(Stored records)
────────

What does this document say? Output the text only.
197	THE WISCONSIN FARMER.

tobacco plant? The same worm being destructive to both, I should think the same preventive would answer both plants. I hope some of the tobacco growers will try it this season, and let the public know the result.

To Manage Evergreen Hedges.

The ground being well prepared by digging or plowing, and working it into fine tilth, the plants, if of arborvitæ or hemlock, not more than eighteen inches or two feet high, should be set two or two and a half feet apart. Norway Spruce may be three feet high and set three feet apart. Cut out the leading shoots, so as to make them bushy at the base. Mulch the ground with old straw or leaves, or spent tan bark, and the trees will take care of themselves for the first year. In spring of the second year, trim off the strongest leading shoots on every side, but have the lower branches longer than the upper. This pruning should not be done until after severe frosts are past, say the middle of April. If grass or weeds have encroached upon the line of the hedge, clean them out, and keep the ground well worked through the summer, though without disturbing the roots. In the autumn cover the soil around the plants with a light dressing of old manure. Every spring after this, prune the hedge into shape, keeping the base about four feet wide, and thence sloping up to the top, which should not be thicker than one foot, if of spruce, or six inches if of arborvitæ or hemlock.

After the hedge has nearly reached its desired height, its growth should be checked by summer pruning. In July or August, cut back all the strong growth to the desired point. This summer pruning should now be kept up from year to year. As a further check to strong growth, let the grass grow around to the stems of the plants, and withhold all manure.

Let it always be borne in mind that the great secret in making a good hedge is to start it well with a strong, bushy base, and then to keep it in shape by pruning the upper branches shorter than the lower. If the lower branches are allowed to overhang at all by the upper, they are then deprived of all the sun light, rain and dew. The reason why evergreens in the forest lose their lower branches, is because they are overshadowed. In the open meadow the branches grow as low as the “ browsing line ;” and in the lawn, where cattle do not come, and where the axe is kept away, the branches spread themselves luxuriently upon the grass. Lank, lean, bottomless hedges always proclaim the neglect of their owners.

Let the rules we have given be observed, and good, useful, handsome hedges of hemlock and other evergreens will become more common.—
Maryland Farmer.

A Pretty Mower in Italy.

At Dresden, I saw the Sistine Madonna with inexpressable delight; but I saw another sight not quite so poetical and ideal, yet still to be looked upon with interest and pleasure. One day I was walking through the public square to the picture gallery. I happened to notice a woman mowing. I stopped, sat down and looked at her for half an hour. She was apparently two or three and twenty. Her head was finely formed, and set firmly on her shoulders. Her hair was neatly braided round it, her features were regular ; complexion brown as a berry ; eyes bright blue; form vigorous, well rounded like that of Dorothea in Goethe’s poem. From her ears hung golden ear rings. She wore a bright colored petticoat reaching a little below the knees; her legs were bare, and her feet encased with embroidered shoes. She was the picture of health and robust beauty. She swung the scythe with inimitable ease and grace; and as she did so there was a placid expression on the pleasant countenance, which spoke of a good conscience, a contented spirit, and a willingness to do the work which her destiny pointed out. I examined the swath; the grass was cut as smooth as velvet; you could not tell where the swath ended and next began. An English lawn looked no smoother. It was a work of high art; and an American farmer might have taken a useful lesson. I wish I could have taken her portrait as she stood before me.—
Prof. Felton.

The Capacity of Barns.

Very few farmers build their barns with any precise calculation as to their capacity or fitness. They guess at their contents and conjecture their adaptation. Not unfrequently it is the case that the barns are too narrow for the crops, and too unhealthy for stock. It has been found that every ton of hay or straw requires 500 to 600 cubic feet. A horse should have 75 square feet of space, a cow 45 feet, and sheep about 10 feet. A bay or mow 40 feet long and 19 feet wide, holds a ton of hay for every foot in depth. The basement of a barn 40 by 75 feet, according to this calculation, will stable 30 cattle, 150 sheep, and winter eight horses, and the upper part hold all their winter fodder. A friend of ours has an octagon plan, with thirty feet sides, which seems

────────

Exercise details:
Using the listing above, reproduce each line without omission.

Result of the task:
What does this document say? Output the text only.
197	THE WISCONSIN FARMER.

tobacco plant? The same worm being destructive to both, I should think the same preventive would answer both plants. I hope some of the tobacco growers will try it this season, and let the public know the result.

To Manage Evergreen Hedges.

The ground being well prepared by digging or plowing, and working it into fine tilth, the plants, if of arborvitæ or hemlock, not more than eighteen inches or two feet high, should be set two or two and a half feet apart. Norway Spruce may be three feet high and set three feet apart. Cut out the leading shoots, so as to make them bushy at the base. Mulch the ground with old straw or leaves, or spent tan bark, and the trees will take care of themselves for the first year. In spring of the second year, trim off the strongest leading shoots on every side, but have the lower branches longer than the upper. This pruning should not be done until after severe frosts are past, say the middle of April. If grass or weeds have encroached upon the line of the hedge, clean them out, and keep the ground well worked through the summer, though without disturbing the roots. In the autumn cover the soil around the plants with a light dressing of old manure. Every spring after this, prune the hedge into shape, keeping the base about four feet wide, and thence sloping up to the top, which should not be thicker than one foot, if of spruce, or six inches if of arborvitæ or hemlock.

After the hedge has nearly reached its desired height, its growth should be checked by summer pruning. In July or August, cut back all the strong growth to the desired point. This summer pruning should now be kept up from year to year. As a further check to strong growth, let the grass grow around to the stems of the plants, and withhold all manure.

Let it always be borne in mind that the great secret in making a good hedge is to start it well with a strong, bushy base, and then to keep it in shape by pruning the upper branches shorter than the lower. If the lower branches are allowed to overhang at all by the upper, they are then deprived of all the sun light, rain and dew. The reason why evergreens in the forest lose their lower branches, is because they are overshadowed. In the open meadow the branches grow as low as the “ browsing line ;” and in the lawn, where cattle do not come, and where the axe is kept away, the branches spread themselves luxuriently upon the grass. Lank, lean, bottomless hedges always proclaim the neglect of their owners.

Let the rules we have given be observed, and good, useful, handsome hedges of hemlock and other evergreens will become more common.—
Maryland Farmer.

A Pretty Mower in Italy.

At Dresden, I saw the Sistine Madonna with inexpressable delight; but I saw another sight not quite so poetical and ideal, yet still to be looked upon with interest and pleasure. One day I was walking through the public square to the picture gallery. I happened to notice a woman mowing. I stopped, sat down and looked at her for half an hour. She was apparently two or three and twenty. Her head was finely formed, and set firmly on her shoulders. Her hair was neatly braided round it, her features were regular ; complexion brown as a berry ; eyes bright blue; form vigorous, well rounded like that of Dorothea in Goethe’s poem. From her ears hung golden ear rings. She wore a bright colored petticoat reaching a little below the knees; her legs were bare, and her feet encased with embroidered shoes. She was the picture of health and robust beauty. She swung the scythe with inimitable ease and grace; and as she did so there was a placid expression on the pleasant countenance, which spoke of a good conscience, a contented spirit, and a willingness to do the work which her destiny pointed out. I examined the swath; the grass was cut as smooth as velvet; you could not tell where the swath ended and next began. An English lawn looked no smoother. It was a work of high art; and an American farmer might have taken a useful lesson. I wish I could have taken her portrait as she stood before me.—
Prof. Felton.

The Capacity of Barns.

Very few farmers build their barns with any precise calculation as to their capacity or fitness. They guess at their contents and conjecture their adaptation. Not unfrequently it is the case that the barns are too narrow for the crops, and too unhealthy for stock. It has been found that every ton of hay or straw requires 500 to 600 cubic feet. A horse should have 75 square feet of space, a cow 45 feet, and sheep about 10 feet. A bay or mow 40 feet long and 19 feet wide, holds a ton of hay for every foot in depth. The basement of a barn 40 by 75 feet, according to this calculation, will stable 30 cattle, 150 sheep, and winter eight horses, and the upper part hold all their winter fodder. A friend of ours has an octagon plan, with thirty feet sides, which seems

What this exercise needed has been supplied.